(Entries taken from a collection):
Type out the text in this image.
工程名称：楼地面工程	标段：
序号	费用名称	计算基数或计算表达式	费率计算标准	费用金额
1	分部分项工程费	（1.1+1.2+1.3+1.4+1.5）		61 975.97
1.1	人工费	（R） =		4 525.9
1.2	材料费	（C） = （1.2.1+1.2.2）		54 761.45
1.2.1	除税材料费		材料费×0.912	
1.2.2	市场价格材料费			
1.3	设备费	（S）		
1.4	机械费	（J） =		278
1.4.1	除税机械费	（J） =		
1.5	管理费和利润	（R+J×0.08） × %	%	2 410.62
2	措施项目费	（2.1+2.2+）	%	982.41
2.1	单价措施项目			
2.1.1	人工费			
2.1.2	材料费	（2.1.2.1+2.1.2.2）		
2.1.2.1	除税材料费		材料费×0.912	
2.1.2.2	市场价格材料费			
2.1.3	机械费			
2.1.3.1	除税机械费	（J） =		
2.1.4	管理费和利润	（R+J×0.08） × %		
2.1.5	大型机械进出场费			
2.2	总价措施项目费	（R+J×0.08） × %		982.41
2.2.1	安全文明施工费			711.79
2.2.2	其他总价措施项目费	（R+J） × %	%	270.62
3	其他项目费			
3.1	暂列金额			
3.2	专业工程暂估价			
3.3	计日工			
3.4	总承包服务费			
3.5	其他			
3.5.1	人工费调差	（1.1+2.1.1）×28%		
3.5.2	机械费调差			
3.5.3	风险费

==

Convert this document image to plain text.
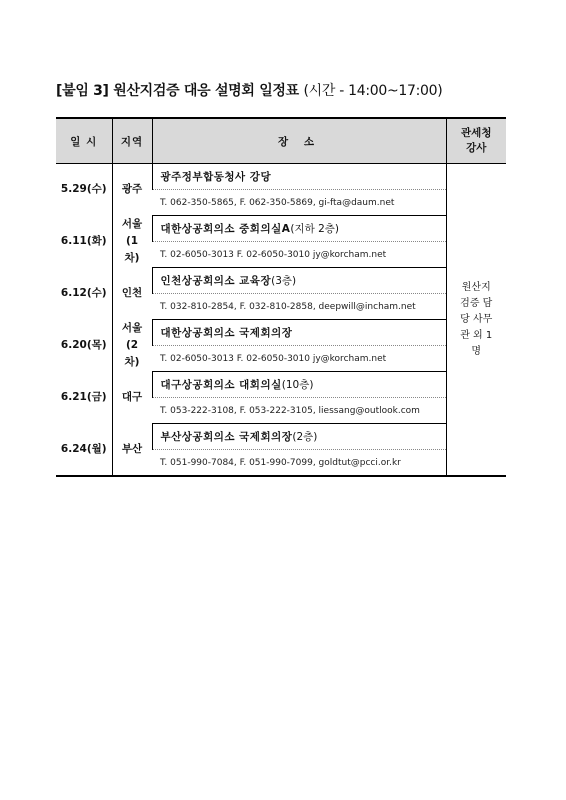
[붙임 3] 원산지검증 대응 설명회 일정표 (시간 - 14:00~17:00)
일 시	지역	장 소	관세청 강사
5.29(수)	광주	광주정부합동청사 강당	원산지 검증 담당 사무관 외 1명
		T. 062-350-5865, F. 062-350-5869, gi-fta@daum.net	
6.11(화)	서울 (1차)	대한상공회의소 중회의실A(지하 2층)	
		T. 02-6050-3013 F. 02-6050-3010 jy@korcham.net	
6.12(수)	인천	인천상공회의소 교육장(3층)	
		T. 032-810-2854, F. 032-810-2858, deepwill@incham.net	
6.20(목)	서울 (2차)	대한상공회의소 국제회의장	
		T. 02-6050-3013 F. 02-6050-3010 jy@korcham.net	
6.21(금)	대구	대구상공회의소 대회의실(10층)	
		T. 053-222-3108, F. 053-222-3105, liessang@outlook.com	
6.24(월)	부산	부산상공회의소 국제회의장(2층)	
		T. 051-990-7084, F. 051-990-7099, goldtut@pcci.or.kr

(Problem description):
From the listing above, copy out each line where the word "국제회의장" appears.

(Full answer):
6.20(목)	서울 (2차)	대한상공회의소 국제회의장	
6.24(월)	부산	부산상공회의소 국제회의장(2층)	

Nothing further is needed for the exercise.